**Your objective**
Can the data below be echoed back word for word?

**Excerpted records**
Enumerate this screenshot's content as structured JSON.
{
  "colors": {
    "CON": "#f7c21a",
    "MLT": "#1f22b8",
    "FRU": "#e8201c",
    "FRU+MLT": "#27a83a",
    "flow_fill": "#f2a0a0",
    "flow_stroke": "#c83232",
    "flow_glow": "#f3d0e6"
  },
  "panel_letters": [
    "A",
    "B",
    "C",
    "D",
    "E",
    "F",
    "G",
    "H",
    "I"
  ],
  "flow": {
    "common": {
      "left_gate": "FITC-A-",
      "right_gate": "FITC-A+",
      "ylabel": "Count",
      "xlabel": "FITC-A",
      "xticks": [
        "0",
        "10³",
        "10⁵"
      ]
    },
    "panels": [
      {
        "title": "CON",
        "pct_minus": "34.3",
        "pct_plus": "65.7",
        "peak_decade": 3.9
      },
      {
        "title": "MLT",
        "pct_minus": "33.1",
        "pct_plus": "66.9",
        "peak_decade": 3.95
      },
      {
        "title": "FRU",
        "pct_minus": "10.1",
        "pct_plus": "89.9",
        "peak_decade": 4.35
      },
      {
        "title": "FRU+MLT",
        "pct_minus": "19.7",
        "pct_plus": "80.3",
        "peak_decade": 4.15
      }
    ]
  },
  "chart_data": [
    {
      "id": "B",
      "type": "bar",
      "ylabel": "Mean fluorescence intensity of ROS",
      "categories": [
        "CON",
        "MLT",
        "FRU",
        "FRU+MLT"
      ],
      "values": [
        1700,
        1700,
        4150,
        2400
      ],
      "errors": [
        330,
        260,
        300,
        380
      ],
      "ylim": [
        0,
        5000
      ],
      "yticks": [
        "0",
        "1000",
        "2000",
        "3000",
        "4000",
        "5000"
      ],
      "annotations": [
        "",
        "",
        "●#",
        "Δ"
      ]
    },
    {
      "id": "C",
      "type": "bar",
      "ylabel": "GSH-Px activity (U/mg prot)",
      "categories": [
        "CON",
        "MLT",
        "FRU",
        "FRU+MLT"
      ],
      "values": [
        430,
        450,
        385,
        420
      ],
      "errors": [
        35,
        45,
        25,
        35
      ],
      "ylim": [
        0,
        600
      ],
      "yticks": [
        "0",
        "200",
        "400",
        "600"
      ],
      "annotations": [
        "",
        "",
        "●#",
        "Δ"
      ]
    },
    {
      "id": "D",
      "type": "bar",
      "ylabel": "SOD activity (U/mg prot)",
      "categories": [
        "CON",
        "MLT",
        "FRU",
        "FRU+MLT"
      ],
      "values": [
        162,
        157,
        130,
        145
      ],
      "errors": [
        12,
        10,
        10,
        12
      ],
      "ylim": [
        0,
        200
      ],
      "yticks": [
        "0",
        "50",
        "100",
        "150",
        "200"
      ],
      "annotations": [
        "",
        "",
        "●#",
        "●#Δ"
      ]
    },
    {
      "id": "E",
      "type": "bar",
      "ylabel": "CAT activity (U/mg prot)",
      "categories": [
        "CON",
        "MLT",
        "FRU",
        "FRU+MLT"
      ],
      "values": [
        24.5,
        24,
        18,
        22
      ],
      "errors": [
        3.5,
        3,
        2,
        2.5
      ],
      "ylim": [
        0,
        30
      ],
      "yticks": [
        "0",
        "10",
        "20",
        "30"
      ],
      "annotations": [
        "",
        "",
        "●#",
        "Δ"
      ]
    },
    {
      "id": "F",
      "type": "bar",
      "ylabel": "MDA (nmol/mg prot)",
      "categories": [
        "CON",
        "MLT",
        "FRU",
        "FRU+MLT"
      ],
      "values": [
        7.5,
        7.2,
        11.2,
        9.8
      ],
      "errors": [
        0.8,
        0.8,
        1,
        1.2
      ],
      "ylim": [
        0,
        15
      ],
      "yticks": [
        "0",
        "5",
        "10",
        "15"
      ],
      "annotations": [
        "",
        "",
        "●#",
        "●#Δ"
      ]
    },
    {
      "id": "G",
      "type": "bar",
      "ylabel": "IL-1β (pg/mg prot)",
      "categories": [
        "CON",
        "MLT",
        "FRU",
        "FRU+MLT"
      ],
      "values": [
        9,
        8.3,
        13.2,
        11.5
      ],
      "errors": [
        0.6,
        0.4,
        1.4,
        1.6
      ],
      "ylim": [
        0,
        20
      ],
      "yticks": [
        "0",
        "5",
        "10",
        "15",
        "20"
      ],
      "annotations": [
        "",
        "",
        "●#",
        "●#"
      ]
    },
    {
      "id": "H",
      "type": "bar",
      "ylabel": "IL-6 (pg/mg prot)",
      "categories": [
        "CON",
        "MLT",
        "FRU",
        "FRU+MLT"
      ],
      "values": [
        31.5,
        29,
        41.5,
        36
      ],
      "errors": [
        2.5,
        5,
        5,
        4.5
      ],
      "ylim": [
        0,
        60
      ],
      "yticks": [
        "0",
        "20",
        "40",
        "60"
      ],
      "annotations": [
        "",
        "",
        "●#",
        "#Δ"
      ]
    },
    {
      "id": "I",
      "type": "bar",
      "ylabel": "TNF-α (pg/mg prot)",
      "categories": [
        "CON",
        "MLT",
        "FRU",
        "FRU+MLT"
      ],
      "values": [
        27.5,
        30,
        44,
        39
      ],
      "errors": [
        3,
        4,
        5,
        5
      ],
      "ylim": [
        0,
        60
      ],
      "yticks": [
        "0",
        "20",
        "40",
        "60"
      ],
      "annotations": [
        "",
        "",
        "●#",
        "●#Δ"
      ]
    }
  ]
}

**Solution below**
Enumerate this screenshot's content as structured JSON.
{
  "colors": {
    "CON": "#f7c21a",
    "MLT": "#1f22b8",
    "FRU": "#e8201c",
    "FRU+MLT": "#27a83a",
    "flow_fill": "#f2a0a0",
    "flow_stroke": "#c83232",
    "flow_glow": "#f3d0e6"
  },
  "panel_letters": [
    "A",
    "B",
    "C",
    "D",
    "E",
    "F",
    "G",
    "H",
    "I"
  ],
  "flow": {
    "common": {
      "left_gate": "FITC-A-",
      "right_gate": "FITC-A+",
      "ylabel": "Count",
      "xlabel": "FITC-A",
      "xticks": [
        "0",
        "10³",
        "10⁵"
      ]
    },
    "panels": [
      {
        "title": "CON",
        "pct_minus": "34.3",
        "pct_plus": "65.7",
        "peak_decade": 3.9
      },
      {
        "title": "MLT",
        "pct_minus": "33.1",
        "pct_plus": "66.9",
        "peak_decade": 3.95
      },
      {
        "title": "FRU",
        "pct_minus": "10.1",
        "pct_plus": "89.9",
        "peak_decade": 4.35
      },
      {
        "title": "FRU+MLT",
        "pct_minus": "19.7",
        "pct_plus": "80.3",
        "peak_decade": 4.15
      }
    ]
  },
  "chart_data": [
    {
      "id": "B",
      "type": "bar",
      "ylabel": "Mean fluorescence intensity of ROS",
      "categories": [
        "CON",
        "MLT",
        "FRU",
        "FRU+MLT"
      ],
      "values": [
        1700,
        1700,
        4150,
        2400
      ],
      "errors": [
        330,
        260,
        300,
        380
      ],
      "ylim": [
        0,
        5000
      ],
      "yticks": [
        "0",
        "1000",
        "2000",
        "3000",
        "4000",
        "5000"
      ],
      "annotations": [
        "",
        "",
        "●#",
        "Δ"
      ]
    },
    {
      "id": "C",
      "type": "bar",
      "ylabel": "GSH-Px activity (U/mg prot)",
      "categories": [
        "CON",
        "MLT",
        "FRU",
        "FRU+MLT"
      ],
      "values": [
        430,
        450,
        385,
        420
      ],
      "errors": [
        35,
        45,
        25,
        35
      ],
      "ylim": [
        0,
        600
      ],
      "yticks": [
        "0",
        "200",
        "400",
        "600"
      ],
      "annotations": [
        "",
        "",
        "●#",
        "Δ"
      ]
    },
    {
      "id": "D",
      "type": "bar",
      "ylabel": "SOD activity (U/mg prot)",
      "categories": [
        "CON",
        "MLT",
        "FRU",
        "FRU+MLT"
      ],
      "values": [
        162,
        157,
        130,
        145
      ],
      "errors": [
        12,
        10,
        10,
        12
      ],
      "ylim": [
        0,
        200
      ],
      "yticks": [
        "0",
        "50",
        "100",
        "150",
        "200"
      ],
      "annotations": [
        "",
        "",
        "●#",
        "●#Δ"
      ]
    },
    {
      "id": "E",
      "type": "bar",
      "ylabel": "CAT activity (U/mg prot)",
      "categories": [
        "CON",
        "MLT",
        "FRU",
        "FRU+MLT"
      ],
      "values": [
        24.5,
        24,
        18,
        22
      ],
      "errors": [
        3.5,
        3,
        2,
        2.5
      ],
      "ylim": [
        0,
        30
      ],
      "yticks": [
        "0",
        "10",
        "20",
        "30"
      ],
      "annotations": [
        "",
        "",
        "●#",
        "Δ"
      ]
    },
    {
      "id": "F",
      "type": "bar",
      "ylabel": "MDA (nmol/mg prot)",
      "categories": [
        "CON",
        "MLT",
        "FRU",
        "FRU+MLT"
      ],
      "values": [
        7.5,
        7.2,
        11.2,
        9.8
      ],
      "errors": [
        0.8,
        0.8,
        1,
        1.2
      ],
      "ylim": [
        0,
        15
      ],
      "yticks": [
        "0",
        "5",
        "10",
        "15"
      ],
      "annotations": [
        "",
        "",
        "●#",
        "●#Δ"
      ]
    },
    {
      "id": "G",
      "type": "bar",
      "ylabel": "IL-1β (pg/mg prot)",
      "categories": [
        "CON",
        "MLT",
        "FRU",
        "FRU+MLT"
      ],
      "values": [
        9,
        8.3,
        13.2,
        11.5
      ],
      "errors": [
        0.6,
        0.4,
        1.4,
        1.6
      ],
      "ylim": [
        0,
        20
      ],
      "yticks": [
        "0",
        "5",
        "10",
        "15",
        "20"
      ],
      "annotations": [
        "",
        "",
        "●#",
        "●#"
      ]
    },
    {
      "id": "H",
      "type": "bar",
      "ylabel": "IL-6 (pg/mg prot)",
      "categories": [
        "CON",
        "MLT",
        "FRU",
        "FRU+MLT"
      ],
      "values": [
        31.5,
        29,
        41.5,
        36
      ],
      "errors": [
        2.5,
        5,
        5,
        4.5
      ],
      "ylim": [
        0,
        60
      ],
      "yticks": [
        "0",
        "20",
        "40",
        "60"
      ],
      "annotations": [
        "",
        "",
        "●#",
        "#Δ"
      ]
    },
    {
      "id": "I",
      "type": "bar",
      "ylabel": "TNF-α (pg/mg prot)",
      "categories": [
        "CON",
        "MLT",
        "FRU",
        "FRU+MLT"
      ],
      "values": [
        27.5,
        30,
        44,
        39
      ],
      "errors": [
        3,
        4,
        5,
        5
      ],
      "ylim": [
        0,
        60
      ],
      "yticks": [
        "0",
        "20",
        "40",
        "60"
      ],
      "annotations": [
        "",
        "",
        "●#",
        "●#Δ"
      ]
    }
  ]
}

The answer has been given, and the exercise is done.